The request: Wherever "this" appears in a line, copy that line.
++++
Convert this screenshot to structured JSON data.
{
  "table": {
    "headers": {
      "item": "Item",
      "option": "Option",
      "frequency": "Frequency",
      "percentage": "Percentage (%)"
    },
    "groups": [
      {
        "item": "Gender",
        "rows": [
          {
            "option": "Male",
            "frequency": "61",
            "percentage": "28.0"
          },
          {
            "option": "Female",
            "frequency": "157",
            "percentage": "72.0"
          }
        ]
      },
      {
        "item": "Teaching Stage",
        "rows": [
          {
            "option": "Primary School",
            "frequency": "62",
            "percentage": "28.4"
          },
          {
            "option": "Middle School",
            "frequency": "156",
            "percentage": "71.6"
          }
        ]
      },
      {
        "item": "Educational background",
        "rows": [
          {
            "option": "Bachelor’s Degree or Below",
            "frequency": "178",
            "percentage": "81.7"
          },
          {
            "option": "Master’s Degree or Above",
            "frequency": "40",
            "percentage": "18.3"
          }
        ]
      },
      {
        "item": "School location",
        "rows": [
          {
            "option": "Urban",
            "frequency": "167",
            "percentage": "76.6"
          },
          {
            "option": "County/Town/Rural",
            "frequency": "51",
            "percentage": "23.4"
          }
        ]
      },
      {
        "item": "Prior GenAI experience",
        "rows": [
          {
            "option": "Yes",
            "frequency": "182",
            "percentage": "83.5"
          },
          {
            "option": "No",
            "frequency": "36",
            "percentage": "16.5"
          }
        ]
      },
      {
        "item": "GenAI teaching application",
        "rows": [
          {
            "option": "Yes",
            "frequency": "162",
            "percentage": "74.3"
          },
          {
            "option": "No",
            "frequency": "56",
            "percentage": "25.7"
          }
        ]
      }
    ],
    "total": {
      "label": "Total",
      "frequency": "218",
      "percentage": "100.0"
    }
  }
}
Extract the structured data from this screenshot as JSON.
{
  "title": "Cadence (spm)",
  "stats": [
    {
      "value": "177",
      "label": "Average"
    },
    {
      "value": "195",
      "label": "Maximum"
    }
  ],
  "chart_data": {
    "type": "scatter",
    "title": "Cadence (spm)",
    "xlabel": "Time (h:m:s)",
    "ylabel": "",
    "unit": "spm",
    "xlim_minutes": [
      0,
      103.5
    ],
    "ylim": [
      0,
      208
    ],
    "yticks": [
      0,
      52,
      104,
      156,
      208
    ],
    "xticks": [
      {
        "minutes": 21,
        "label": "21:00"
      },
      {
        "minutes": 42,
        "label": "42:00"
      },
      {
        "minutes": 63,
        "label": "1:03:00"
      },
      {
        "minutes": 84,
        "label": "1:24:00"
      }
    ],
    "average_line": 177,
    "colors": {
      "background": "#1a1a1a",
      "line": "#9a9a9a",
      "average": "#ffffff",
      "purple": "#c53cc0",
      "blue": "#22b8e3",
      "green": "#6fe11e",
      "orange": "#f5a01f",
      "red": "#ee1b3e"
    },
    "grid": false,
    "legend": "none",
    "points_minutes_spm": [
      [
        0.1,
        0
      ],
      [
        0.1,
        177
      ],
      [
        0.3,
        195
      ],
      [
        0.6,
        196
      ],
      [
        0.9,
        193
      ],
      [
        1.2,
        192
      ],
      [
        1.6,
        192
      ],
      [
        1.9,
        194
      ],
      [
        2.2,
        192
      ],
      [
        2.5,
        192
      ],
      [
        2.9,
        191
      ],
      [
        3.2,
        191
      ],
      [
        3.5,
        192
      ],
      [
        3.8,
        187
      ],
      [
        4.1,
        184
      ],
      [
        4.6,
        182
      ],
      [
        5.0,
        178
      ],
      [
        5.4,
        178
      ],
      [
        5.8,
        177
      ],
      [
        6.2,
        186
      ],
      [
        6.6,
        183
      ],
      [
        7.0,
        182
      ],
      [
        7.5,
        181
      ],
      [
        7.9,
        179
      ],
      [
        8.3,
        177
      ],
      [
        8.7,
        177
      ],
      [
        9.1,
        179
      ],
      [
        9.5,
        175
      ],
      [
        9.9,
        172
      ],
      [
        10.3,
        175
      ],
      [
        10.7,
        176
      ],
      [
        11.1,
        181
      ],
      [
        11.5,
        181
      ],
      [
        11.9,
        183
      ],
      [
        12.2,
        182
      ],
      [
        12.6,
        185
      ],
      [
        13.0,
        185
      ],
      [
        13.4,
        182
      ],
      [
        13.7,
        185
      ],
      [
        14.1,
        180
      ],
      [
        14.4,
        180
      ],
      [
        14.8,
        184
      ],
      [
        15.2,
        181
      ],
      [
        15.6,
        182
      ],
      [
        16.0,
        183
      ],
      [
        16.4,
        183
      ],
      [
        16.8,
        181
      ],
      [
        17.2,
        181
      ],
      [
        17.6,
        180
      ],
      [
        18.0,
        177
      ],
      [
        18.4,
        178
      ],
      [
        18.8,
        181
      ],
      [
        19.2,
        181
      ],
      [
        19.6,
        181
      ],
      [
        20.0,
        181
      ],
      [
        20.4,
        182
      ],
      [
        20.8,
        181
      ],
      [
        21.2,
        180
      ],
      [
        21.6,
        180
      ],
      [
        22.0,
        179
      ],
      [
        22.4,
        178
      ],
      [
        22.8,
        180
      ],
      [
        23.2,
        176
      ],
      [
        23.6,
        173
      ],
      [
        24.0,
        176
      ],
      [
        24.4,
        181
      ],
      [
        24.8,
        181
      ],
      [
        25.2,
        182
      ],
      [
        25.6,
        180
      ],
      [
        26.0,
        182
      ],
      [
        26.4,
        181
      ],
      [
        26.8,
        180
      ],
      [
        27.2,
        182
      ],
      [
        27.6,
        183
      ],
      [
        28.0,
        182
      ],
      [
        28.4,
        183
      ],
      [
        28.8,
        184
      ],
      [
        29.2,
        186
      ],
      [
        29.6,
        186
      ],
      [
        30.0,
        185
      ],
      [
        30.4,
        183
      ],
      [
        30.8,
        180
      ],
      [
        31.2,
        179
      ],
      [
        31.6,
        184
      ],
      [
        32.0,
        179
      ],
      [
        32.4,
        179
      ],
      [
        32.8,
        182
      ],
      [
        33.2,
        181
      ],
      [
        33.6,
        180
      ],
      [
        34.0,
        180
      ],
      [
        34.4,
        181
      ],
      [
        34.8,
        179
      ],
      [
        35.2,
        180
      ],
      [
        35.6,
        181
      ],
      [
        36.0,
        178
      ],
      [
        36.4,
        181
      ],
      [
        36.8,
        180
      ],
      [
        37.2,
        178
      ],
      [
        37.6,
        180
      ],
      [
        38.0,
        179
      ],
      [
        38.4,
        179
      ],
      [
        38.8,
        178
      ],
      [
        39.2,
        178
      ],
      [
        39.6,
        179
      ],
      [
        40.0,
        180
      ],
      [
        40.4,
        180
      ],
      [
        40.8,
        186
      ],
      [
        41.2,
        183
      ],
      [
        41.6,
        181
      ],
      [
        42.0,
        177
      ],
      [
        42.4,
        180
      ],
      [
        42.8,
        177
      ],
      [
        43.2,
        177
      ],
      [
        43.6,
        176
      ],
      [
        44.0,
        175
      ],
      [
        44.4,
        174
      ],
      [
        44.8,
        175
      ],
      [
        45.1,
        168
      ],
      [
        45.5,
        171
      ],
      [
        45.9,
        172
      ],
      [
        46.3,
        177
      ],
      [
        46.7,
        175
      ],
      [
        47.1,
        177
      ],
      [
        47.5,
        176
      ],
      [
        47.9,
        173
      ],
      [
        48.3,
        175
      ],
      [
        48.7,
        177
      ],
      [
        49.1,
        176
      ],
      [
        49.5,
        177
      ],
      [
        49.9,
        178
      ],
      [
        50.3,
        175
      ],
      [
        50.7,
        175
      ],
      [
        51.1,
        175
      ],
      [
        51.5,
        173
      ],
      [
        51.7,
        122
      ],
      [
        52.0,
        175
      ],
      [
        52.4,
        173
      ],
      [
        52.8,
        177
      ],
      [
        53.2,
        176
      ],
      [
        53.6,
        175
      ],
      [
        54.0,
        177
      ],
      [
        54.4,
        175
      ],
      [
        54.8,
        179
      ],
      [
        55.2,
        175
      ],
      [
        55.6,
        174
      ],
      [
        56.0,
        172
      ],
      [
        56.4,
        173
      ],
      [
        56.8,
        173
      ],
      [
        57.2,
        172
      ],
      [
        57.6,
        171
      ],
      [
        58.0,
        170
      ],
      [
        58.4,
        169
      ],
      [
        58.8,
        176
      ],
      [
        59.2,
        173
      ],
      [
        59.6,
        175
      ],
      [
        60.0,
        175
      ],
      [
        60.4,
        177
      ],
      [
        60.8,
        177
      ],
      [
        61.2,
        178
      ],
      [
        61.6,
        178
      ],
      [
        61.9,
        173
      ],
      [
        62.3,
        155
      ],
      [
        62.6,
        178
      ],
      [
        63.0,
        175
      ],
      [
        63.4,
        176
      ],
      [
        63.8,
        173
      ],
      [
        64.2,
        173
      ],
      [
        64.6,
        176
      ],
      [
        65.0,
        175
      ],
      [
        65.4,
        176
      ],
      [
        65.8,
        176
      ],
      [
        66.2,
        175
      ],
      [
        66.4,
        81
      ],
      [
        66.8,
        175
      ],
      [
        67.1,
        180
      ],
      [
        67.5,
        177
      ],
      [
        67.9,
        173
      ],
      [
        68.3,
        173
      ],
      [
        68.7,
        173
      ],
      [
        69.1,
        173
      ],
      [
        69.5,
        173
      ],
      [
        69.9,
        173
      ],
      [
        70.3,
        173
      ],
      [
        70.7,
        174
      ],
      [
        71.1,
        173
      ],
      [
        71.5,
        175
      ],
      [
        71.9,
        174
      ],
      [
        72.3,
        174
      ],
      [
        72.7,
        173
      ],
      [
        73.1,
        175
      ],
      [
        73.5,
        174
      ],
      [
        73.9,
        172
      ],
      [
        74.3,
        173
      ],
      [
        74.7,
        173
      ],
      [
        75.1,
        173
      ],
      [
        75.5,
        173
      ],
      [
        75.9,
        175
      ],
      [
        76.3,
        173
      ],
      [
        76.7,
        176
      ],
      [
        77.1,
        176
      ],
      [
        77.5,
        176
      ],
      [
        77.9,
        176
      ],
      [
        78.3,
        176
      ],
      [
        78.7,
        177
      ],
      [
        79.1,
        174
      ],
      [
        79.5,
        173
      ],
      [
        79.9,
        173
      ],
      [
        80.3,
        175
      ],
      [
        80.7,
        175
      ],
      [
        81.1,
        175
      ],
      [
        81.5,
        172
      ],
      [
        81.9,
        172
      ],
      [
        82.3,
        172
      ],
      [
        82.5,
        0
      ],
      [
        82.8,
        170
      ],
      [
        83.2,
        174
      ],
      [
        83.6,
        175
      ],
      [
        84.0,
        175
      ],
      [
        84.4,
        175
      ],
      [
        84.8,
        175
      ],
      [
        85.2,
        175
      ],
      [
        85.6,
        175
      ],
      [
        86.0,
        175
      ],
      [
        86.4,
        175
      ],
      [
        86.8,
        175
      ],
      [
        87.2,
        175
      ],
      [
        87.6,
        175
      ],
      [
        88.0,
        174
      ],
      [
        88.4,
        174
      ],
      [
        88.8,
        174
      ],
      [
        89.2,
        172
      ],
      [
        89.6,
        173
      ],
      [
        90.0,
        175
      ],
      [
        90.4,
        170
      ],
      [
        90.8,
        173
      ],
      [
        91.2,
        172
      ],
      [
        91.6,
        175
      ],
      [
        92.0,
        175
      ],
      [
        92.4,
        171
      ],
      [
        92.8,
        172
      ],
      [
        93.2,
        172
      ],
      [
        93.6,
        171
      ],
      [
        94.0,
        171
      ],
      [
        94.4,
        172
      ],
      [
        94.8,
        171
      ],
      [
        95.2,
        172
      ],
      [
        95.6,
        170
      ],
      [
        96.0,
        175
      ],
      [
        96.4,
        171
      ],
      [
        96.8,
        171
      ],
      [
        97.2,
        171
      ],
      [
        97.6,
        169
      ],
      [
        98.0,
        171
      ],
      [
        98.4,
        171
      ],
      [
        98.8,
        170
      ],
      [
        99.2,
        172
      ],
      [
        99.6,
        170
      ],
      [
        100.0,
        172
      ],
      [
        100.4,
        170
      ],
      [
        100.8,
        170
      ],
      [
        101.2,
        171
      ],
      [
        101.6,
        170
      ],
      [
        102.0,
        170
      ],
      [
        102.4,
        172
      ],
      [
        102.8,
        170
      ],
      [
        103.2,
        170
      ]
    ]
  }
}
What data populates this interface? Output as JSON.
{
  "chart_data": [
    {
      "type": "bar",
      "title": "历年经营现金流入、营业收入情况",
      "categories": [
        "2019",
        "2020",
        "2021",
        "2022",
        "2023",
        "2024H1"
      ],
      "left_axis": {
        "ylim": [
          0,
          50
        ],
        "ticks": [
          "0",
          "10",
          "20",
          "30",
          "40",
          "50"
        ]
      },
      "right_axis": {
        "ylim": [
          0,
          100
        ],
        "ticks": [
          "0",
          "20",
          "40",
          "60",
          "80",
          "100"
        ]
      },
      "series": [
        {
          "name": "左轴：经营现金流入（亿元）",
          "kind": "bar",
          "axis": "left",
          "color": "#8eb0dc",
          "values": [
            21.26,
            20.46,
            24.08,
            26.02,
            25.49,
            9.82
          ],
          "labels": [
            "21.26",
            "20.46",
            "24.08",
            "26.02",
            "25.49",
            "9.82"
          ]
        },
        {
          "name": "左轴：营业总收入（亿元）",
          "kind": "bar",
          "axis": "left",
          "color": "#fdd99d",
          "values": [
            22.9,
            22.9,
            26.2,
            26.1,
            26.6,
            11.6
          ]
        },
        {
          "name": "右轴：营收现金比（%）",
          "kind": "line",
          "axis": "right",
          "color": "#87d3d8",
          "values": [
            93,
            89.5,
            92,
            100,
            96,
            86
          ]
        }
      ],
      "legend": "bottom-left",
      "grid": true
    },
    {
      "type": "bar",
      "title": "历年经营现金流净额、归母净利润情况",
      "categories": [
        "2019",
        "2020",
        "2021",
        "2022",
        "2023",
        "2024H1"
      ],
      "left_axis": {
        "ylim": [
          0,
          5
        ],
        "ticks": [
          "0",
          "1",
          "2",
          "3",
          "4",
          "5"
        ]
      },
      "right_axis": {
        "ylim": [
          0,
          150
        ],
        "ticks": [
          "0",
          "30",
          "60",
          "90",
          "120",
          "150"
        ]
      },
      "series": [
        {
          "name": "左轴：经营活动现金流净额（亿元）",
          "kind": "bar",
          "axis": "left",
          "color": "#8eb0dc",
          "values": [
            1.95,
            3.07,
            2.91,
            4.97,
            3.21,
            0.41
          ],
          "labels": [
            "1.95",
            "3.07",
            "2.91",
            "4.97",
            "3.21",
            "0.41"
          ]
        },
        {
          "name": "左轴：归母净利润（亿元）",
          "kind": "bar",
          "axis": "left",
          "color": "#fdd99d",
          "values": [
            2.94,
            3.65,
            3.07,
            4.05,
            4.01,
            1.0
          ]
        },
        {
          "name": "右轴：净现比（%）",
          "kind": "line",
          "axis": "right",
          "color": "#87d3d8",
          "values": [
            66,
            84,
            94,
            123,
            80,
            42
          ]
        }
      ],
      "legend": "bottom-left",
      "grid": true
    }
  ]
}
++++
Problem solution:
Convert this screenshot to structured JSON data.
Extract the structured data from this screenshot as JSON.
What data populates this interface? Output as JSON.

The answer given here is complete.